(Data entries for graphics)
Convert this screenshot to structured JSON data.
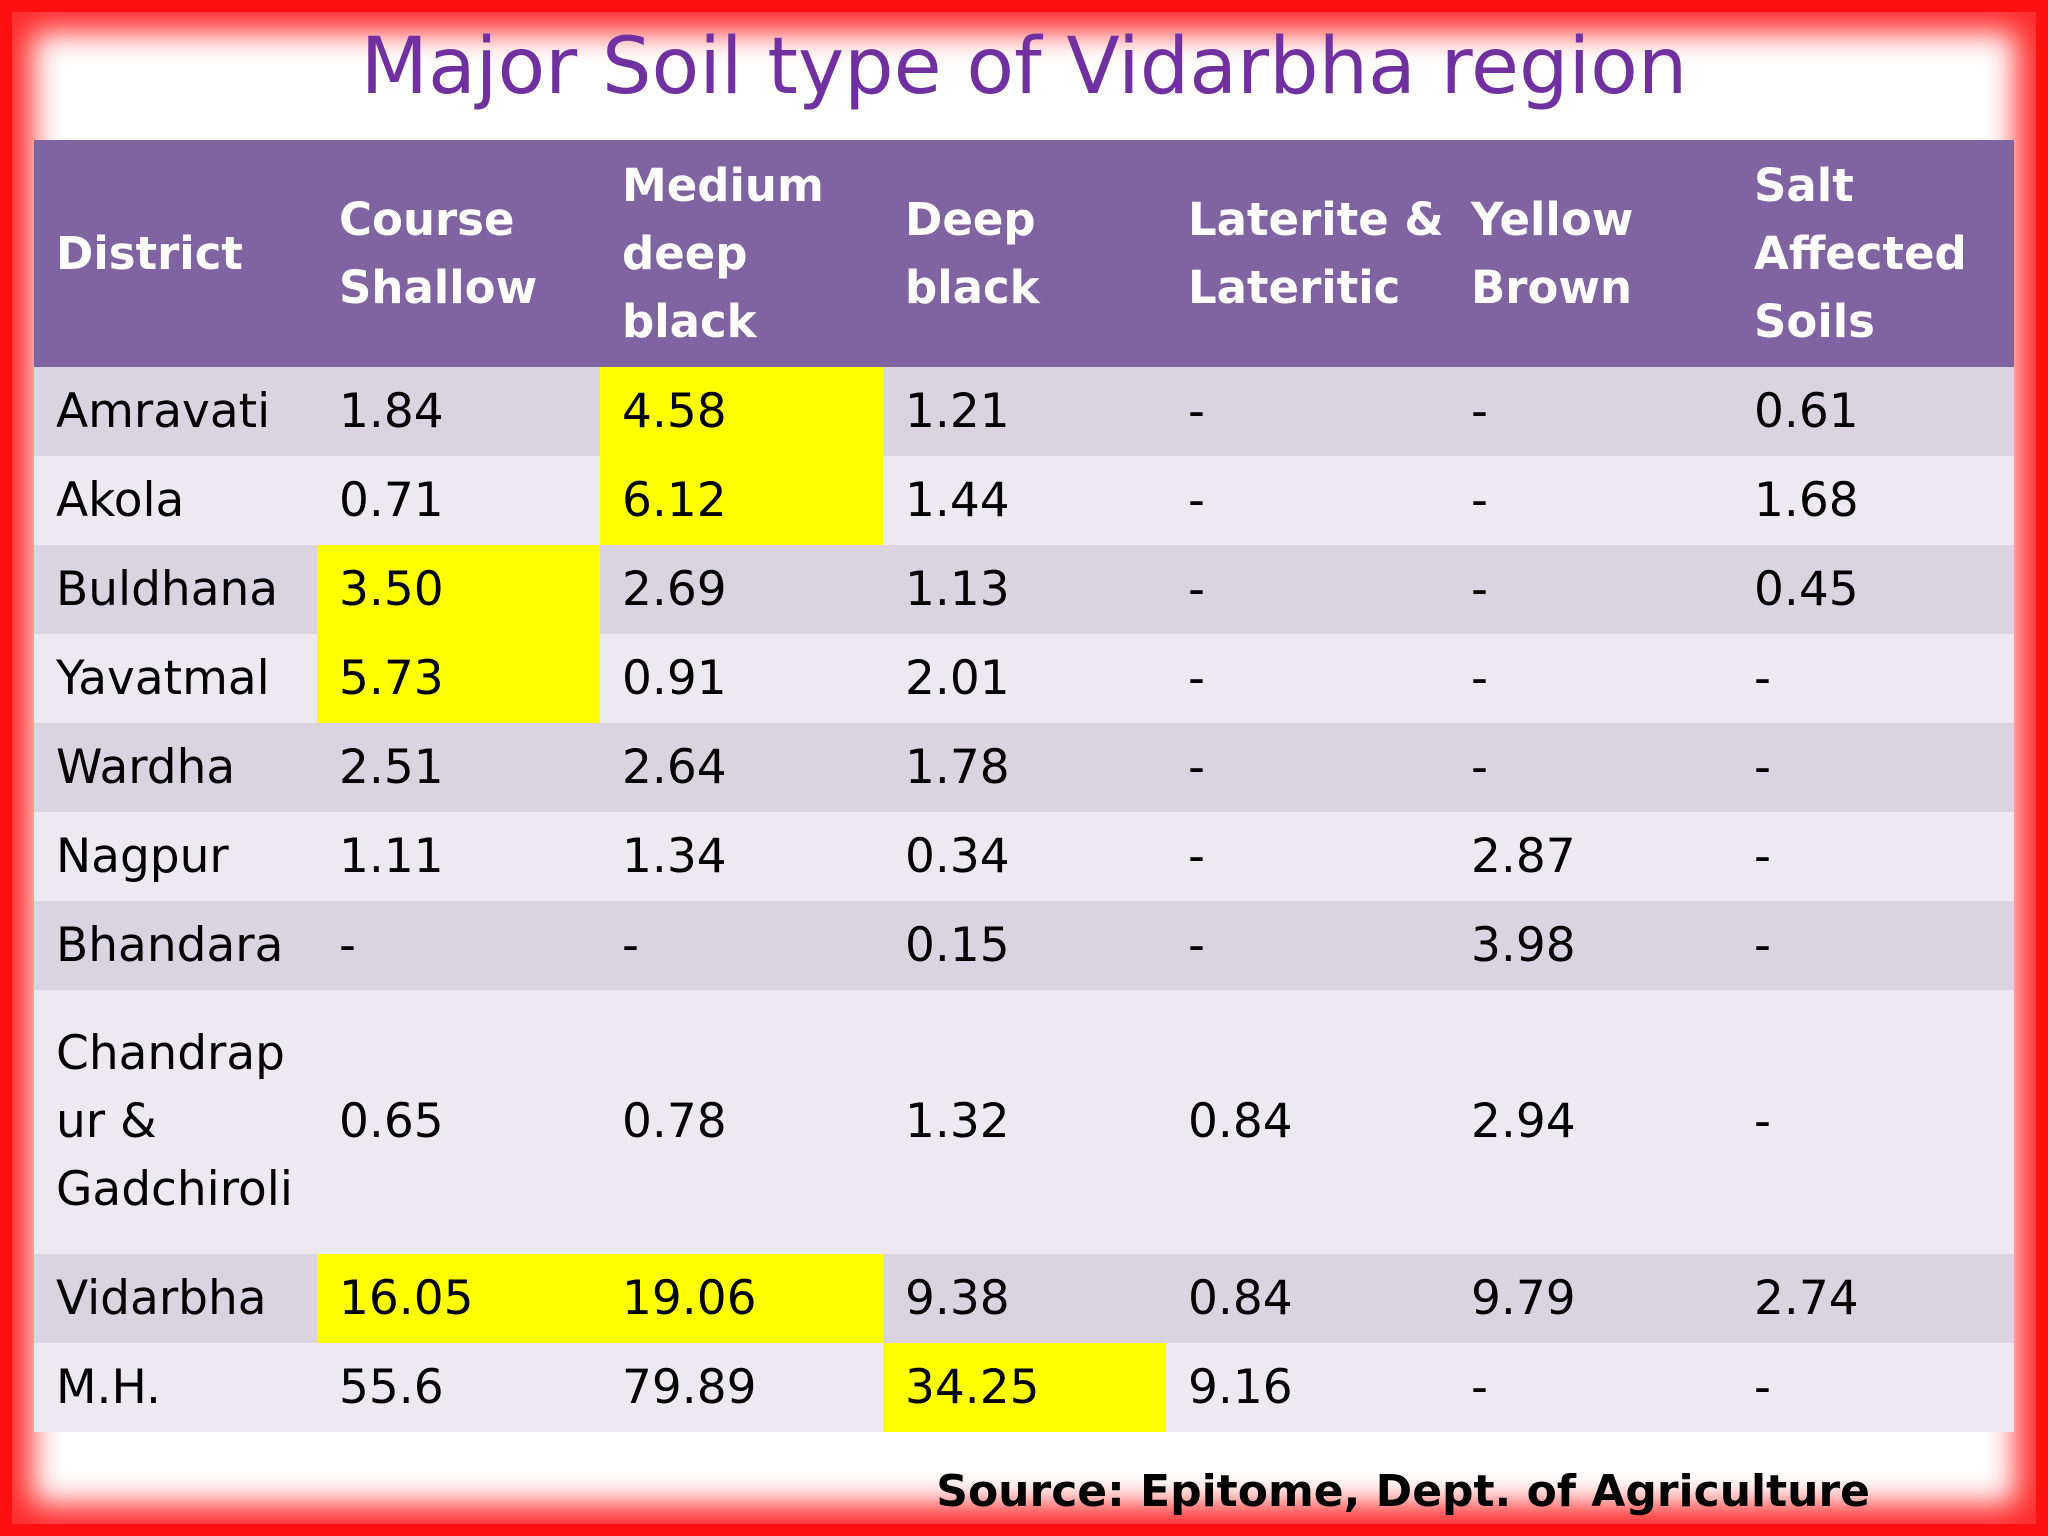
{
  "title": "Major Soil type of  Vidarbha region",
  "columns": [
    [
      "District"
    ],
    [
      "Course",
      "Shallow"
    ],
    [
      "Medium",
      "deep",
      "black"
    ],
    [
      "Deep",
      "black"
    ],
    [
      "Laterite &",
      "Lateritic"
    ],
    [
      "Yellow",
      "Brown"
    ],
    [
      "Salt",
      "Affected",
      "Soils"
    ]
  ],
  "rows": [
    {
      "district": [
        "Amravati"
      ],
      "values": [
        "1.84",
        "4.58",
        "1.21",
        "-",
        "-",
        "0.61"
      ],
      "highlight": [
        false,
        true,
        false,
        false,
        false,
        false
      ]
    },
    {
      "district": [
        "Akola"
      ],
      "values": [
        "0.71",
        "6.12",
        "1.44",
        "-",
        "-",
        "1.68"
      ],
      "highlight": [
        false,
        true,
        false,
        false,
        false,
        false
      ]
    },
    {
      "district": [
        "Buldhana"
      ],
      "values": [
        "3.50",
        "2.69",
        "1.13",
        "-",
        "-",
        "0.45"
      ],
      "highlight": [
        true,
        false,
        false,
        false,
        false,
        false
      ]
    },
    {
      "district": [
        "Yavatmal"
      ],
      "values": [
        "5.73",
        "0.91",
        "2.01",
        "-",
        "-",
        "-"
      ],
      "highlight": [
        true,
        false,
        false,
        false,
        false,
        false
      ]
    },
    {
      "district": [
        "Wardha"
      ],
      "values": [
        "2.51",
        "2.64",
        "1.78",
        "-",
        "-",
        "-"
      ],
      "highlight": [
        false,
        false,
        false,
        false,
        false,
        false
      ]
    },
    {
      "district": [
        "Nagpur"
      ],
      "values": [
        "1.11",
        "1.34",
        "0.34",
        "-",
        "2.87",
        "-"
      ],
      "highlight": [
        false,
        false,
        false,
        false,
        false,
        false
      ]
    },
    {
      "district": [
        "Bhandara"
      ],
      "values": [
        "-",
        "-",
        "0.15",
        "-",
        "3.98",
        "-"
      ],
      "highlight": [
        false,
        false,
        false,
        false,
        false,
        false
      ]
    },
    {
      "district": [
        "Chandrap",
        "ur &",
        "Gadchiroli"
      ],
      "values": [
        "0.65",
        "0.78",
        "1.32",
        "0.84",
        "2.94",
        "-"
      ],
      "highlight": [
        false,
        false,
        false,
        false,
        false,
        false
      ]
    },
    {
      "district": [
        "Vidarbha"
      ],
      "values": [
        "16.05",
        "19.06",
        "9.38",
        "0.84",
        "9.79",
        "2.74"
      ],
      "highlight": [
        true,
        true,
        false,
        false,
        false,
        false
      ]
    },
    {
      "district": [
        "M.H."
      ],
      "values": [
        "55.6",
        "79.89",
        "34.25",
        "9.16",
        "-",
        "-"
      ],
      "highlight": [
        false,
        false,
        true,
        false,
        false,
        false
      ]
    }
  ],
  "source": "Source: Epitome, Dept. of Agriculture",
  "colors": {
    "title": "#7030a0",
    "header_bg": "#8064a2",
    "row_dark": "#d9d4e0",
    "row_light": "#ece9f0",
    "highlight": "#ffff00",
    "frame": "#ff1010"
  }
}
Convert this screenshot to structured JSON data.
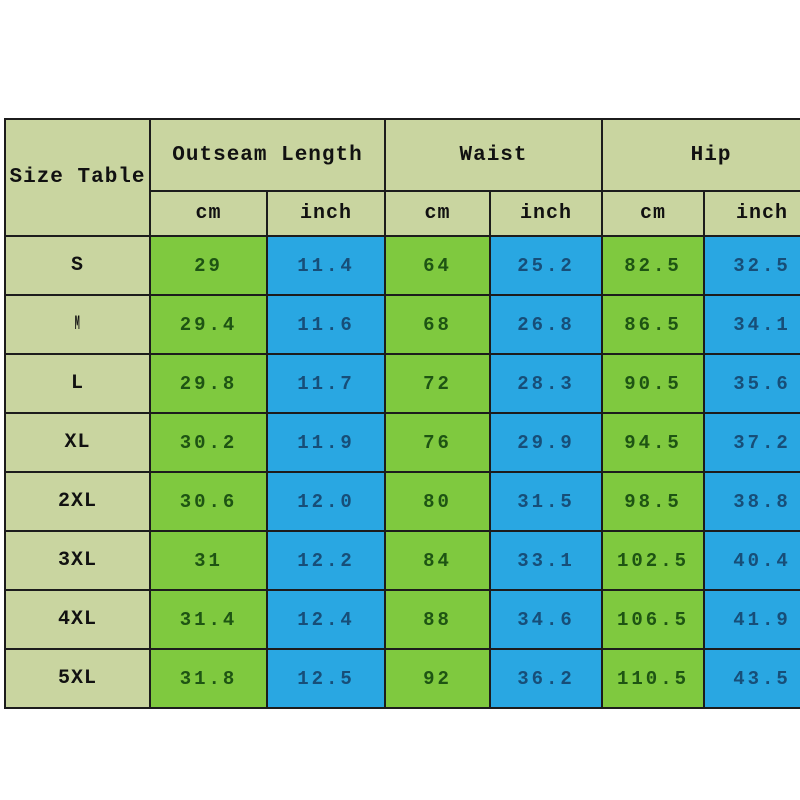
{
  "table": {
    "corner_label": "Size Table",
    "groups": [
      {
        "label": "Outseam Length"
      },
      {
        "label": "Waist"
      },
      {
        "label": "Hip"
      }
    ],
    "unit_headers": [
      "cm",
      "inch"
    ],
    "rows": [
      {
        "size": "S",
        "values": [
          "29",
          "11.4",
          "64",
          "25.2",
          "82.5",
          "32.5"
        ]
      },
      {
        "size": "M",
        "values": [
          "29.4",
          "11.6",
          "68",
          "26.8",
          "86.5",
          "34.1"
        ]
      },
      {
        "size": "L",
        "values": [
          "29.8",
          "11.7",
          "72",
          "28.3",
          "90.5",
          "35.6"
        ]
      },
      {
        "size": "XL",
        "values": [
          "30.2",
          "11.9",
          "76",
          "29.9",
          "94.5",
          "37.2"
        ]
      },
      {
        "size": "2XL",
        "values": [
          "30.6",
          "12.0",
          "80",
          "31.5",
          "98.5",
          "38.8"
        ]
      },
      {
        "size": "3XL",
        "values": [
          "31",
          "12.2",
          "84",
          "33.1",
          "102.5",
          "40.4"
        ]
      },
      {
        "size": "4XL",
        "values": [
          "31.4",
          "12.4",
          "88",
          "34.6",
          "106.5",
          "41.9"
        ]
      },
      {
        "size": "5XL",
        "values": [
          "31.8",
          "12.5",
          "92",
          "36.2",
          "110.5",
          "43.5"
        ]
      }
    ],
    "colors": {
      "header_bg": "#c9d5a0",
      "header_text": "#111111",
      "green_bg": "#7fc93f",
      "green_text": "#1e5413",
      "blue_bg": "#29a7e2",
      "blue_text": "#174e78",
      "border": "#1c1c1c"
    }
  },
  "chart_data": {
    "type": "table",
    "title": "Size Table",
    "column_groups": [
      "Outseam Length",
      "Waist",
      "Hip"
    ],
    "columns": [
      "Size",
      "Outseam Length cm",
      "Outseam Length inch",
      "Waist cm",
      "Waist inch",
      "Hip cm",
      "Hip inch"
    ],
    "rows": [
      [
        "S",
        29,
        11.4,
        64,
        25.2,
        82.5,
        32.5
      ],
      [
        "M",
        29.4,
        11.6,
        68,
        26.8,
        86.5,
        34.1
      ],
      [
        "L",
        29.8,
        11.7,
        72,
        28.3,
        90.5,
        35.6
      ],
      [
        "XL",
        30.2,
        11.9,
        76,
        29.9,
        94.5,
        37.2
      ],
      [
        "2XL",
        30.6,
        12.0,
        80,
        31.5,
        98.5,
        38.8
      ],
      [
        "3XL",
        31,
        12.2,
        84,
        33.1,
        102.5,
        40.4
      ],
      [
        "4XL",
        31.4,
        12.4,
        88,
        34.6,
        106.5,
        41.9
      ],
      [
        "5XL",
        31.8,
        12.5,
        92,
        36.2,
        110.5,
        43.5
      ]
    ]
  }
}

● Problem to solve
The data should be printed again unchanged; leave its pictures out.

● Response for this exercise
Convert this screenshot to structured JSON data.
{
  "title": "Major Soil type of  Vidarbha region",
  "columns": [
    [
      "District"
    ],
    [
      "Course",
      "Shallow"
    ],
    [
      "Medium",
      "deep",
      "black"
    ],
    [
      "Deep",
      "black"
    ],
    [
      "Laterite &",
      "Lateritic"
    ],
    [
      "Yellow",
      "Brown"
    ],
    [
      "Salt",
      "Affected",
      "Soils"
    ]
  ],
  "rows": [
    {
      "district": [
        "Amravati"
      ],
      "values": [
        "1.84",
        "4.58",
        "1.21",
        "-",
        "-",
        "0.61"
      ],
      "highlight": [
        false,
        true,
        false,
        false,
        false,
        false
      ]
    },
    {
      "district": [
        "Akola"
      ],
      "values": [
        "0.71",
        "6.12",
        "1.44",
        "-",
        "-",
        "1.68"
      ],
      "highlight": [
        false,
        true,
        false,
        false,
        false,
        false
      ]
    },
    {
      "district": [
        "Buldhana"
      ],
      "values": [
        "3.50",
        "2.69",
        "1.13",
        "-",
        "-",
        "0.45"
      ],
      "highlight": [
        true,
        false,
        false,
        false,
        false,
        false
      ]
    },
    {
      "district": [
        "Yavatmal"
      ],
      "values": [
        "5.73",
        "0.91",
        "2.01",
        "-",
        "-",
        "-"
      ],
      "highlight": [
        true,
        false,
        false,
        false,
        false,
        false
      ]
    },
    {
      "district": [
        "Wardha"
      ],
      "values": [
        "2.51",
        "2.64",
        "1.78",
        "-",
        "-",
        "-"
      ],
      "highlight": [
        false,
        false,
        false,
        false,
        false,
        false
      ]
    },
    {
      "district": [
        "Nagpur"
      ],
      "values": [
        "1.11",
        "1.34",
        "0.34",
        "-",
        "2.87",
        "-"
      ],
      "highlight": [
        false,
        false,
        false,
        false,
        false,
        false
      ]
    },
    {
      "district": [
        "Bhandara"
      ],
      "values": [
        "-",
        "-",
        "0.15",
        "-",
        "3.98",
        "-"
      ],
      "highlight": [
        false,
        false,
        false,
        false,
        false,
        false
      ]
    },
    {
      "district": [
        "Chandrap",
        "ur &",
        "Gadchiroli"
      ],
      "values": [
        "0.65",
        "0.78",
        "1.32",
        "0.84",
        "2.94",
        "-"
      ],
      "highlight": [
        false,
        false,
        false,
        false,
        false,
        false
      ]
    },
    {
      "district": [
        "Vidarbha"
      ],
      "values": [
        "16.05",
        "19.06",
        "9.38",
        "0.84",
        "9.79",
        "2.74"
      ],
      "highlight": [
        true,
        true,
        false,
        false,
        false,
        false
      ]
    },
    {
      "district": [
        "M.H."
      ],
      "values": [
        "55.6",
        "79.89",
        "34.25",
        "9.16",
        "-",
        "-"
      ],
      "highlight": [
        false,
        false,
        true,
        false,
        false,
        false
      ]
    }
  ],
  "source": "Source: Epitome, Dept. of Agriculture",
  "colors": {
    "title": "#7030a0",
    "header_bg": "#8064a2",
    "row_dark": "#d9d4e0",
    "row_light": "#ece9f0",
    "highlight": "#ffff00",
    "frame": "#ff1010"
  }
}
Convert this screenshot to structured JSON data.
{
  "table": {
    "corner_label": "Size Table",
    "groups": [
      {
        "label": "Outseam Length"
      },
      {
        "label": "Waist"
      },
      {
        "label": "Hip"
      }
    ],
    "unit_headers": [
      "cm",
      "inch"
    ],
    "rows": [
      {
        "size": "S",
        "values": [
          "29",
          "11.4",
          "64",
          "25.2",
          "82.5",
          "32.5"
        ]
      },
      {
        "size": "M",
        "values": [
          "29.4",
          "11.6",
          "68",
          "26.8",
          "86.5",
          "34.1"
        ]
      },
      {
        "size": "L",
        "values": [
          "29.8",
          "11.7",
          "72",
          "28.3",
          "90.5",
          "35.6"
        ]
      },
      {
        "size": "XL",
        "values": [
          "30.2",
          "11.9",
          "76",
          "29.9",
          "94.5",
          "37.2"
        ]
      },
      {
        "size": "2XL",
        "values": [
          "30.6",
          "12.0",
          "80",
          "31.5",
          "98.5",
          "38.8"
        ]
      },
      {
        "size": "3XL",
        "values": [
          "31",
          "12.2",
          "84",
          "33.1",
          "102.5",
          "40.4"
        ]
      },
      {
        "size": "4XL",
        "values": [
          "31.4",
          "12.4",
          "88",
          "34.6",
          "106.5",
          "41.9"
        ]
      },
      {
        "size": "5XL",
        "values": [
          "31.8",
          "12.5",
          "92",
          "36.2",
          "110.5",
          "43.5"
        ]
      }
    ],
    "colors": {
      "header_bg": "#c9d5a0",
      "header_text": "#111111",
      "green_bg": "#7fc93f",
      "green_text": "#1e5413",
      "blue_bg": "#29a7e2",
      "blue_text": "#174e78",
      "border": "#1c1c1c"
    }
  },
  "chart_data": {
    "type": "table",
    "title": "Size Table",
    "column_groups": [
      "Outseam Length",
      "Waist",
      "Hip"
    ],
    "columns": [
      "Size",
      "Outseam Length cm",
      "Outseam Length inch",
      "Waist cm",
      "Waist inch",
      "Hip cm",
      "Hip inch"
    ],
    "rows": [
      [
        "S",
        29,
        11.4,
        64,
        25.2,
        82.5,
        32.5
      ],
      [
        "M",
        29.4,
        11.6,
        68,
        26.8,
        86.5,
        34.1
      ],
      [
        "L",
        29.8,
        11.7,
        72,
        28.3,
        90.5,
        35.6
      ],
      [
        "XL",
        30.2,
        11.9,
        76,
        29.9,
        94.5,
        37.2
      ],
      [
        "2XL",
        30.6,
        12.0,
        80,
        31.5,
        98.5,
        38.8
      ],
      [
        "3XL",
        31,
        12.2,
        84,
        33.1,
        102.5,
        40.4
      ],
      [
        "4XL",
        31.4,
        12.4,
        88,
        34.6,
        106.5,
        41.9
      ],
      [
        "5XL",
        31.8,
        12.5,
        92,
        36.2,
        110.5,
        43.5
      ]
    ]
  }
}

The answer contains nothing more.